Work instructions:
In the listing that follows, count each line where the word "Autoscale" appears; write nothing but the count.

——

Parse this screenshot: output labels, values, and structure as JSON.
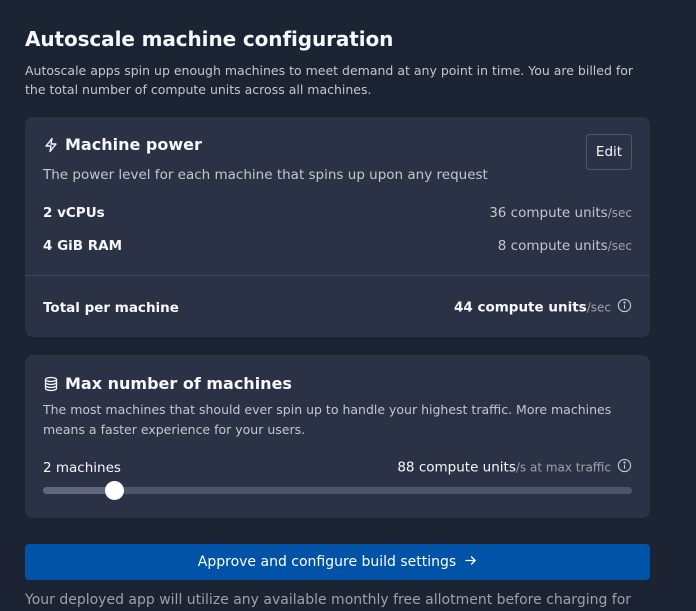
{
  "header": {
    "title": "Autoscale machine configuration",
    "description": "Autoscale apps spin up enough machines to meet demand at any point in time. You are billed for the total number of compute units across all machines."
  },
  "machine_power": {
    "heading": "Machine power",
    "subtitle": "The power level for each machine that spins up upon any request",
    "edit_label": "Edit",
    "rows": [
      {
        "label": "2 vCPUs",
        "value": "36 compute units",
        "unit": "/sec"
      },
      {
        "label": "4 GiB RAM",
        "value": "8 compute units",
        "unit": "/sec"
      }
    ],
    "total": {
      "label": "Total per machine",
      "value": "44 compute units",
      "unit": "/sec"
    }
  },
  "max_machines": {
    "heading": "Max number of machines",
    "description": "The most machines that should ever spin up to handle your highest traffic. More machines means a faster experience for your users.",
    "count_label": "2 machines",
    "compute_value": "88 compute units",
    "compute_suffix": "/s at max traffic",
    "slider_fraction": 0.12
  },
  "actions": {
    "approve_label": "Approve and configure build settings"
  },
  "footnote": "Your deployed app will utilize any available monthly free allotment before charging for",
  "icons": {
    "power": "lightning-bolt-icon",
    "machines": "database-stack-icon",
    "info": "info-circle-icon",
    "arrow": "arrow-right-icon"
  },
  "colors": {
    "background": "#1c2333",
    "card": "#2b3245",
    "primary": "#0053a6"
  }
}
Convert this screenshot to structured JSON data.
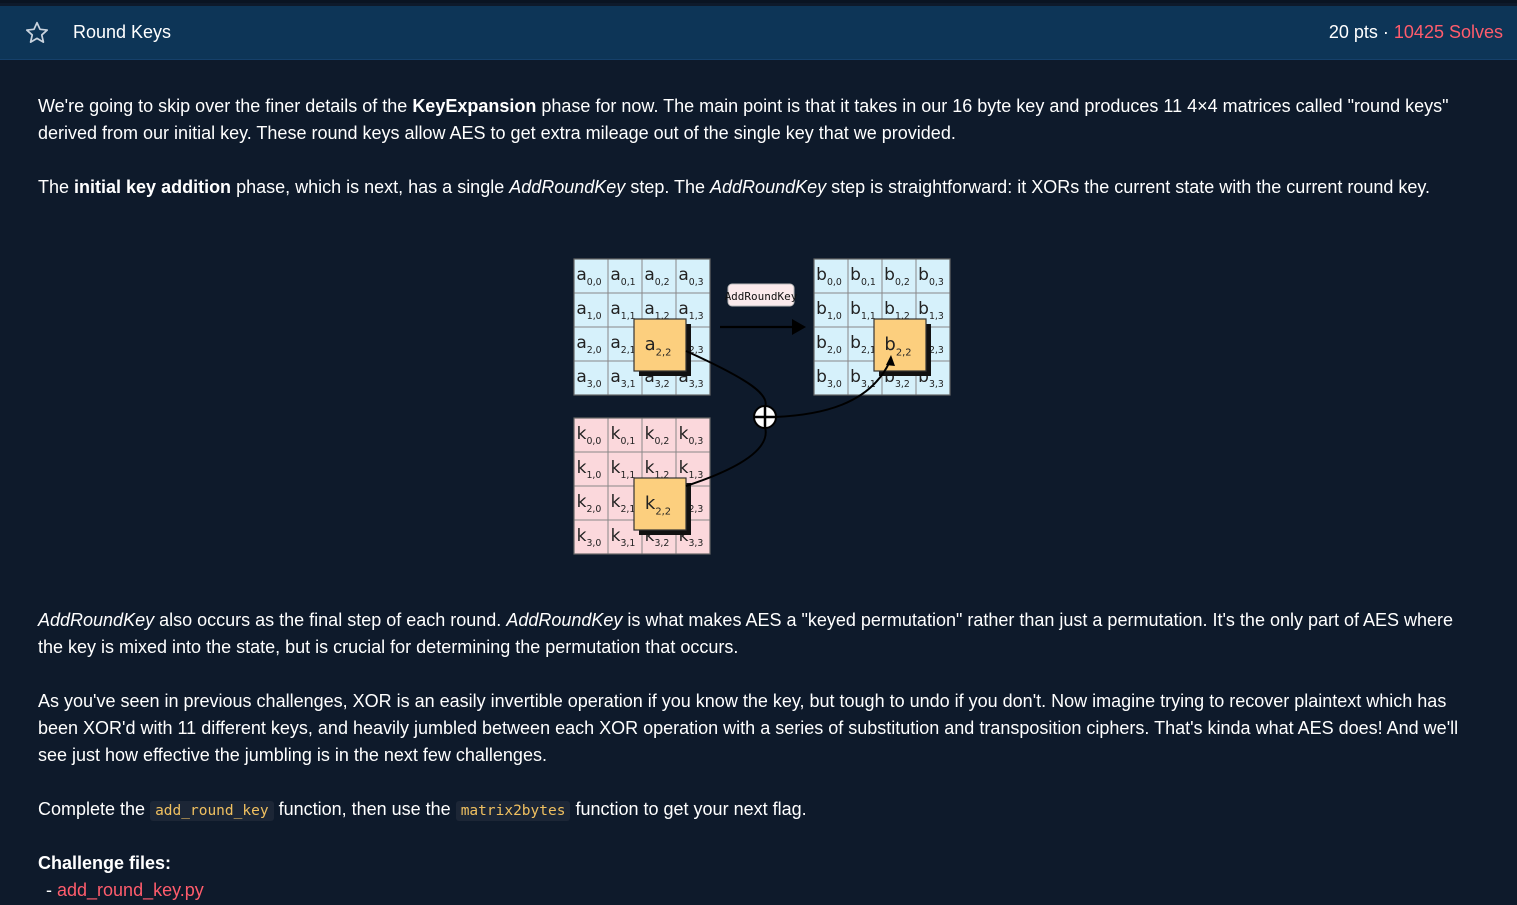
{
  "header": {
    "title": "Round Keys",
    "points": "20 pts",
    "separator": "·",
    "solves": "10425 Solves"
  },
  "colors": {
    "header_bg": "#0d3557",
    "page_bg": "#0e1a2b",
    "accent_red": "#ff5c6c",
    "state_cell": "#d6f1fb",
    "key_cell": "#fbd8dc",
    "highlight_cell": "#fccf7e"
  },
  "intro": {
    "t1": "We're going to skip over the finer details of the ",
    "b1": "KeyExpansion",
    "t2": " phase for now. The main point is that it takes in our 16 byte key and produces 11 4×4 matrices called \"round keys\" derived from our initial key. These round keys allow AES to get extra mileage out of the single key that we provided."
  },
  "addition": {
    "t1": "The ",
    "b1": "initial key addition",
    "t2": " phase, which is next, has a single ",
    "i1": "AddRoundKey",
    "t3": " step. The ",
    "i2": "AddRoundKey",
    "t4": " step is straightforward: it XORs the current state with the current round key."
  },
  "diagram": {
    "label": "AddRoundKey",
    "a": [
      "a0,0",
      "a0,1",
      "a0,2",
      "a0,3",
      "a1,0",
      "a1,1",
      "a1,2",
      "a1,3",
      "a2,0",
      "a2,1",
      "a2,2",
      "a2,3",
      "a3,0",
      "a3,1",
      "a3,2",
      "a3,3"
    ],
    "b": [
      "b0,0",
      "b0,1",
      "b0,2",
      "b0,3",
      "b1,0",
      "b1,1",
      "b1,2",
      "b1,3",
      "b2,0",
      "b2,1",
      "b2,2",
      "b2,3",
      "b3,0",
      "b3,1",
      "b3,2",
      "b3,3"
    ],
    "k": [
      "k0,0",
      "k0,1",
      "k0,2",
      "k0,3",
      "k1,0",
      "k1,1",
      "k1,2",
      "k1,3",
      "k2,0",
      "k2,1",
      "k2,2",
      "k2,3",
      "k3,0",
      "k3,1",
      "k3,2",
      "k3,3"
    ],
    "highlight": {
      "a": "a2,2",
      "b": "b2,2",
      "k": "k2,2"
    }
  },
  "final_step": {
    "i1": "AddRoundKey",
    "t1": " also occurs as the final step of each round. ",
    "i2": "AddRoundKey",
    "t2": " is what makes AES a \"keyed permutation\" rather than just a permutation. It's the only part of AES where the key is mixed into the state, but is crucial for determining the permutation that occurs."
  },
  "xor_text": "As you've seen in previous challenges, XOR is an easily invertible operation if you know the key, but tough to undo if you don't. Now imagine trying to recover plaintext which has been XOR'd with 11 different keys, and heavily jumbled between each XOR operation with a series of substitution and transposition ciphers. That's kinda what AES does! And we'll see just how effective the jumbling is in the next few challenges.",
  "task": {
    "t1": "Complete the ",
    "code1": "add_round_key",
    "t2": " function, then use the ",
    "code2": "matrix2bytes",
    "t3": " function to get your next flag."
  },
  "files": {
    "heading": "Challenge files:",
    "bullet": "- ",
    "items": [
      "add_round_key.py"
    ]
  }
}
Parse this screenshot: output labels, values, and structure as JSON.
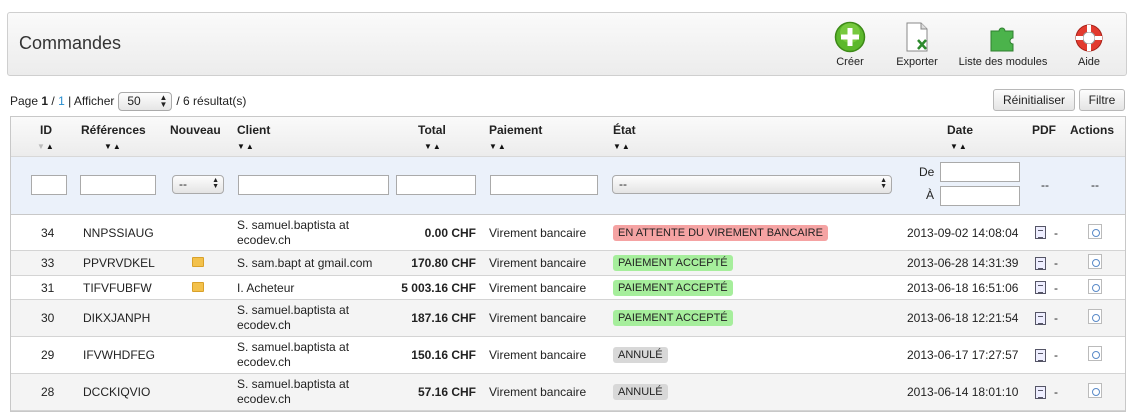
{
  "header": {
    "title": "Commandes",
    "actions": [
      {
        "label": "Créer",
        "icon": "plus-circle-icon"
      },
      {
        "label": "Exporter",
        "icon": "excel-export-icon"
      },
      {
        "label": "Liste des modules",
        "icon": "puzzle-icon"
      },
      {
        "label": "Aide",
        "icon": "lifebuoy-icon"
      }
    ]
  },
  "pager": {
    "page_prefix": "Page",
    "current_page": "1",
    "total_pages": "1",
    "show_label": "| Afficher",
    "per_page": "50",
    "results": "/ 6 résultat(s)"
  },
  "filter_buttons": {
    "reset": "Réinitialiser",
    "filter": "Filtre"
  },
  "columns": {
    "id": "ID",
    "ref": "Références",
    "new": "Nouveau",
    "client": "Client",
    "total": "Total",
    "payment": "Paiement",
    "state": "État",
    "date": "Date",
    "pdf": "PDF",
    "actions": "Actions"
  },
  "filters": {
    "new_value": "--",
    "state_value": "--",
    "date_from": "De",
    "date_to": "À",
    "pdf_value": "--",
    "actions_value": "--"
  },
  "colors": {
    "waiting": "#f5a3a3",
    "accepted": "#a6ee9c",
    "cancelled": "#d8d8d8"
  },
  "orders": [
    {
      "id": "34",
      "ref": "NNPSSIAUG",
      "new": false,
      "client_l1": "S. samuel.baptista at",
      "client_l2": "ecodev.ch",
      "total": "0.00 CHF",
      "payment": "Virement bancaire",
      "state": "EN ATTENTE DU VIREMENT BANCAIRE",
      "state_kind": "waiting",
      "date": "2013-09-02 14:08:04",
      "dash": "-"
    },
    {
      "id": "33",
      "ref": "PPVRVDKEL",
      "new": true,
      "client_l1": "S. sam.bapt at gmail.com",
      "client_l2": "",
      "total": "170.80 CHF",
      "payment": "Virement bancaire",
      "state": "PAIEMENT ACCEPTÉ",
      "state_kind": "accepted",
      "date": "2013-06-28 14:31:39",
      "dash": "-"
    },
    {
      "id": "31",
      "ref": "TIFVFUBFW",
      "new": true,
      "client_l1": "I. Acheteur",
      "client_l2": "",
      "total": "5 003.16 CHF",
      "payment": "Virement bancaire",
      "state": "PAIEMENT ACCEPTÉ",
      "state_kind": "accepted",
      "date": "2013-06-18 16:51:06",
      "dash": "-"
    },
    {
      "id": "30",
      "ref": "DIKXJANPH",
      "new": false,
      "client_l1": "S. samuel.baptista at",
      "client_l2": "ecodev.ch",
      "total": "187.16 CHF",
      "payment": "Virement bancaire",
      "state": "PAIEMENT ACCEPTÉ",
      "state_kind": "accepted",
      "date": "2013-06-18 12:21:54",
      "dash": "-"
    },
    {
      "id": "29",
      "ref": "IFVWHDFEG",
      "new": false,
      "client_l1": "S. samuel.baptista at",
      "client_l2": "ecodev.ch",
      "total": "150.16 CHF",
      "payment": "Virement bancaire",
      "state": "ANNULÉ",
      "state_kind": "cancelled",
      "date": "2013-06-17 17:27:57",
      "dash": "-"
    },
    {
      "id": "28",
      "ref": "DCCKIQVIO",
      "new": false,
      "client_l1": "S. samuel.baptista at",
      "client_l2": "ecodev.ch",
      "total": "57.16 CHF",
      "payment": "Virement bancaire",
      "state": "ANNULÉ",
      "state_kind": "cancelled",
      "date": "2013-06-14 18:01:10",
      "dash": "-"
    }
  ]
}
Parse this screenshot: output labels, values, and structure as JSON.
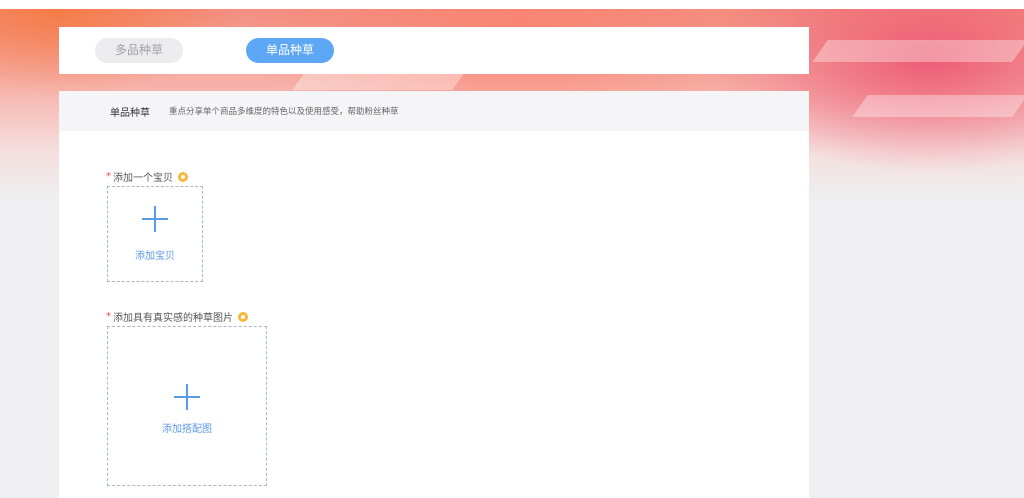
{
  "tabs": {
    "multi": "多品种草",
    "single": "单品种草"
  },
  "description": {
    "title": "单品种草",
    "text": "重点分享单个商品多维度的特色以及使用感受，帮助粉丝种草"
  },
  "fields": {
    "product": {
      "required_mark": "*",
      "label": "添加一个宝贝",
      "button_text": "添加宝贝"
    },
    "image": {
      "required_mark": "*",
      "label": "添加具有真实感的种草图片",
      "button_text": "添加搭配图"
    }
  },
  "colors": {
    "accent": "#5ea6f6",
    "required": "#f04848",
    "help_icon": "#f5b83a"
  }
}
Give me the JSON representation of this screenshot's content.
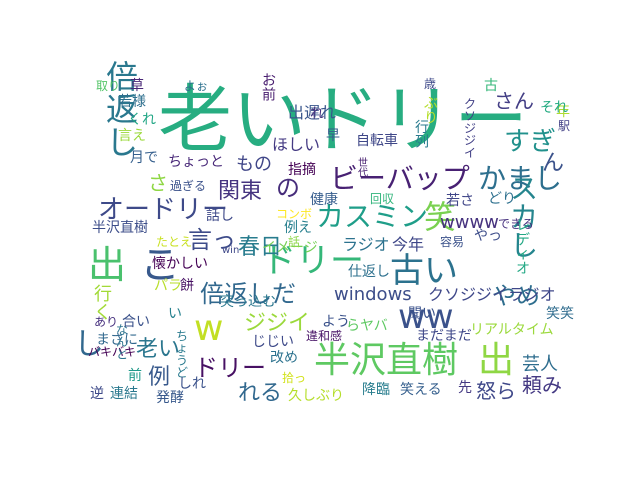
{
  "words": [
    {
      "text": "老いドリー",
      "color": "#27ad81"
    },
    {
      "text": "半沢直樹",
      "color": "#5ec962"
    },
    {
      "text": "出",
      "color": "#8fd744"
    },
    {
      "text": "倍返し",
      "color": "#2a788e"
    },
    {
      "text": "ビーバップ",
      "color": "#482173"
    },
    {
      "text": "かまし",
      "color": "#2d6f8e"
    },
    {
      "text": "ドリー",
      "color": "#35b779"
    },
    {
      "text": "古い",
      "color": "#2c728e"
    },
    {
      "text": "笑",
      "color": "#7ad151"
    },
    {
      "text": "出",
      "color": "#4ac16d"
    },
    {
      "text": "こ",
      "color": "#38598c"
    },
    {
      "text": "オードリー",
      "color": "#3e4a89"
    },
    {
      "text": "カスミン",
      "color": "#1f9e89"
    },
    {
      "text": "ww",
      "color": "#3b528b"
    },
    {
      "text": "w",
      "color": "#c2df23"
    },
    {
      "text": "倍返しだ",
      "color": "#31688e"
    },
    {
      "text": "さん",
      "color": "#433e85"
    },
    {
      "text": "すぎ",
      "color": "#21918c"
    },
    {
      "text": "やめ",
      "color": "#2e6e8e"
    },
    {
      "text": "スカし",
      "color": "#25858e"
    },
    {
      "text": "ん",
      "color": "#3b528b"
    },
    {
      "text": "の",
      "color": "#472d7b"
    },
    {
      "text": "もの",
      "color": "#404688"
    },
    {
      "text": "関東",
      "color": "#463480"
    },
    {
      "text": "春日",
      "color": "#287c8e"
    },
    {
      "text": "言っ",
      "color": "#3e4c8a"
    },
    {
      "text": "wwww",
      "color": "#46327e"
    },
    {
      "text": "windows",
      "color": "#3d4e8a"
    },
    {
      "text": "ジジイ",
      "color": "#9bd93c"
    },
    {
      "text": "ドリー",
      "color": "#471063"
    },
    {
      "text": "老い",
      "color": "#2a768e"
    },
    {
      "text": "れる",
      "color": "#31688e"
    },
    {
      "text": "芸人",
      "color": "#2e6d8e"
    },
    {
      "text": "頼み",
      "color": "#443983"
    },
    {
      "text": "怒ら",
      "color": "#3f4889"
    },
    {
      "text": "例",
      "color": "#38598c"
    },
    {
      "text": "前",
      "color": "#1f9a8a"
    },
    {
      "text": "し",
      "color": "#31688e"
    },
    {
      "text": "行く",
      "color": "#a2da37"
    },
    {
      "text": "さ",
      "color": "#8fd744"
    },
    {
      "text": "ちょっと",
      "color": "#482878"
    },
    {
      "text": "過ぎる",
      "color": "#3b528b"
    },
    {
      "text": "健康",
      "color": "#365d8d"
    },
    {
      "text": "回収",
      "color": "#31b57b"
    },
    {
      "text": "若さ",
      "color": "#404688"
    },
    {
      "text": "どり",
      "color": "#2d708e"
    },
    {
      "text": "指摘",
      "color": "#440154"
    },
    {
      "text": "自転車",
      "color": "#3f4788"
    },
    {
      "text": "世代",
      "color": "#482071"
    },
    {
      "text": "出遅れ",
      "color": "#39568c"
    },
    {
      "text": "ほしい",
      "color": "#443a83"
    },
    {
      "text": "れ",
      "color": "#46337f"
    },
    {
      "text": "早",
      "color": "#365c8d"
    },
    {
      "text": "お前",
      "color": "#481d6f"
    },
    {
      "text": "行列",
      "color": "#297b8e"
    },
    {
      "text": "ぶり",
      "color": "#b5de2b"
    },
    {
      "text": "歳",
      "color": "#3e4989"
    },
    {
      "text": "古",
      "color": "#35b779"
    },
    {
      "text": "年",
      "color": "#addc30"
    },
    {
      "text": "それ",
      "color": "#25ab82"
    },
    {
      "text": "駅",
      "color": "#424086"
    },
    {
      "text": "クソジジイ",
      "color": "#424086"
    },
    {
      "text": "よぉ",
      "color": "#2d718e"
    },
    {
      "text": "取り",
      "color": "#54c568"
    },
    {
      "text": "草",
      "color": "#482576"
    },
    {
      "text": "若様",
      "color": "#2e6f8e"
    },
    {
      "text": "くれ",
      "color": "#21a685"
    },
    {
      "text": "言え",
      "color": "#9bd93c"
    },
    {
      "text": "月で",
      "color": "#355f8d"
    },
    {
      "text": "コンボ",
      "color": "#fde725"
    },
    {
      "text": "話し",
      "color": "#3e4989"
    },
    {
      "text": "例え",
      "color": "#277f8e"
    },
    {
      "text": "イメージ",
      "color": "#75d054"
    },
    {
      "text": "話",
      "color": "#8bd646"
    },
    {
      "text": "ラジオ",
      "color": "#2c728e"
    },
    {
      "text": "今年",
      "color": "#3f4788"
    },
    {
      "text": "容易",
      "color": "#3b528b"
    },
    {
      "text": "できる",
      "color": "#46307e"
    },
    {
      "text": "やっ",
      "color": "#3d4d8a"
    },
    {
      "text": "レディオ",
      "color": "#22a884"
    },
    {
      "text": "半沢直樹",
      "color": "#3d4e8a"
    },
    {
      "text": "たとえ",
      "color": "#c8e020"
    },
    {
      "text": "win",
      "color": "#3f4889"
    },
    {
      "text": "懐かしい",
      "color": "#440154"
    },
    {
      "text": "仕返し",
      "color": "#2d708e"
    },
    {
      "text": "クソジジイラジオ",
      "color": "#3f4889"
    },
    {
      "text": "パラ",
      "color": "#b8de29"
    },
    {
      "text": "餅",
      "color": "#471063"
    },
    {
      "text": "突っ込む",
      "color": "#2a778e"
    },
    {
      "text": "聞い",
      "color": "#3b528b"
    },
    {
      "text": "笑笑",
      "color": "#2f6c8e"
    },
    {
      "text": "あり",
      "color": "#46307e"
    },
    {
      "text": "合い",
      "color": "#3b528b"
    },
    {
      "text": "い",
      "color": "#26818e"
    },
    {
      "text": "よう",
      "color": "#3b528b"
    },
    {
      "text": "らヤバ",
      "color": "#5ec962"
    },
    {
      "text": "リアルタイム",
      "color": "#9bd93c"
    },
    {
      "text": "まさに",
      "color": "#31688e"
    },
    {
      "text": "バキバキ",
      "color": "#440154"
    },
    {
      "text": "なんと",
      "color": "#2c738e"
    },
    {
      "text": "ちょうど",
      "color": "#297a8e"
    },
    {
      "text": "違和感",
      "color": "#481467"
    },
    {
      "text": "まだまだ",
      "color": "#3f4889"
    },
    {
      "text": "じじい",
      "color": "#3e4a89"
    },
    {
      "text": "改め",
      "color": "#2c728e"
    },
    {
      "text": "しれ",
      "color": "#3b528b"
    },
    {
      "text": "拾っ",
      "color": "#d2e21b"
    },
    {
      "text": "降臨",
      "color": "#287d8e"
    },
    {
      "text": "笑える",
      "color": "#355f8d"
    },
    {
      "text": "先",
      "color": "#443983"
    },
    {
      "text": "逆",
      "color": "#3e4a89"
    },
    {
      "text": "連結",
      "color": "#2a788e"
    },
    {
      "text": "発酵",
      "color": "#38598c"
    },
    {
      "text": "久しぶり",
      "color": "#b5de2b"
    }
  ]
}
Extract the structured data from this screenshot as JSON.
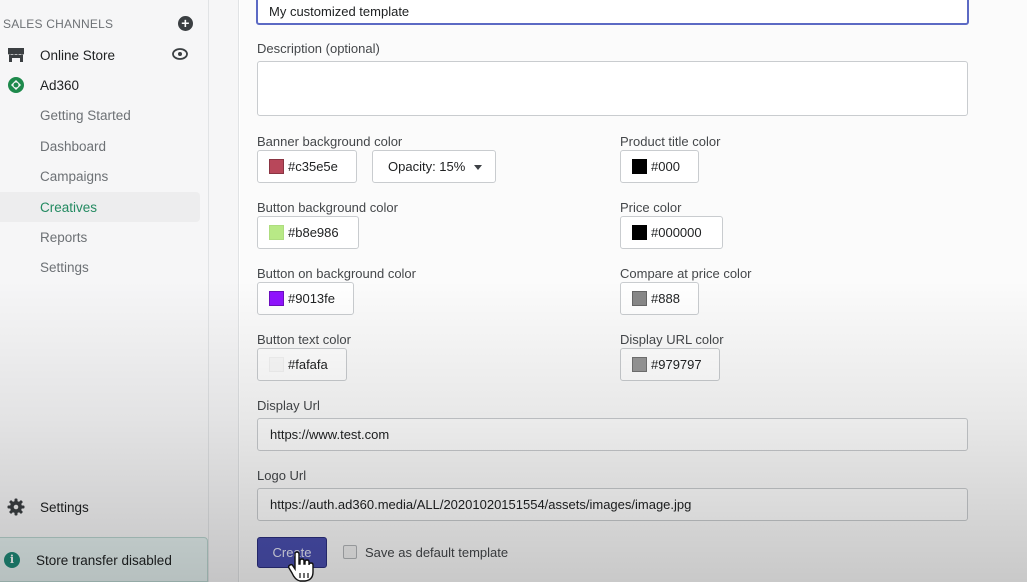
{
  "sidebar": {
    "section_title": "SALES CHANNELS",
    "add_icon": "plus-circle-icon",
    "channels": [
      {
        "label": "Online Store",
        "icon": "storefront-icon",
        "action_icon": "eye-icon"
      },
      {
        "label": "Ad360",
        "icon": "ad360-logo-icon"
      }
    ],
    "sub_items": [
      {
        "label": "Getting Started",
        "active": false
      },
      {
        "label": "Dashboard",
        "active": false
      },
      {
        "label": "Campaigns",
        "active": false
      },
      {
        "label": "Creatives",
        "active": true
      },
      {
        "label": "Reports",
        "active": false
      },
      {
        "label": "Settings",
        "active": false
      }
    ],
    "settings": {
      "label": "Settings",
      "icon": "gear-icon"
    },
    "transfer_notice": {
      "label": "Store transfer disabled",
      "icon": "info-icon"
    }
  },
  "form": {
    "name_value": "My customized template",
    "description": {
      "label": "Description (optional)",
      "value": ""
    },
    "banner_bg": {
      "label": "Banner background color",
      "value": "#c35e5e",
      "swatch": "#b8475a"
    },
    "opacity": {
      "label": "Opacity: 15%",
      "selected": "15%"
    },
    "button_bg": {
      "label": "Button background color",
      "value": "#b8e986",
      "swatch": "#b8e986"
    },
    "button_on_bg": {
      "label": "Button on background color",
      "value": "#9013fe",
      "swatch": "#9013fe"
    },
    "button_text": {
      "label": "Button text color",
      "value": "#fafafa",
      "swatch": "#fafafa"
    },
    "product_title": {
      "label": "Product title color",
      "value": "#000",
      "swatch": "#000000"
    },
    "price": {
      "label": "Price color",
      "value": "#000000",
      "swatch": "#000000"
    },
    "compare_price": {
      "label": "Compare at price color",
      "value": "#888",
      "swatch": "#888888"
    },
    "display_url_color": {
      "label": "Display URL color",
      "value": "#979797",
      "swatch": "#979797"
    },
    "display_url": {
      "label": "Display Url",
      "value": "https://www.test.com"
    },
    "logo_url": {
      "label": "Logo Url",
      "value": "https://auth.ad360.media/ALL/20201020151554/assets/images/image.jpg"
    },
    "create_label": "Create",
    "default_checkbox": {
      "label": "Save as default template",
      "checked": false
    }
  },
  "colors": {
    "accent": "#4a4fb0",
    "active_nav": "#238a61",
    "focus_border": "#5c6ac4"
  }
}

——

Solution below:
2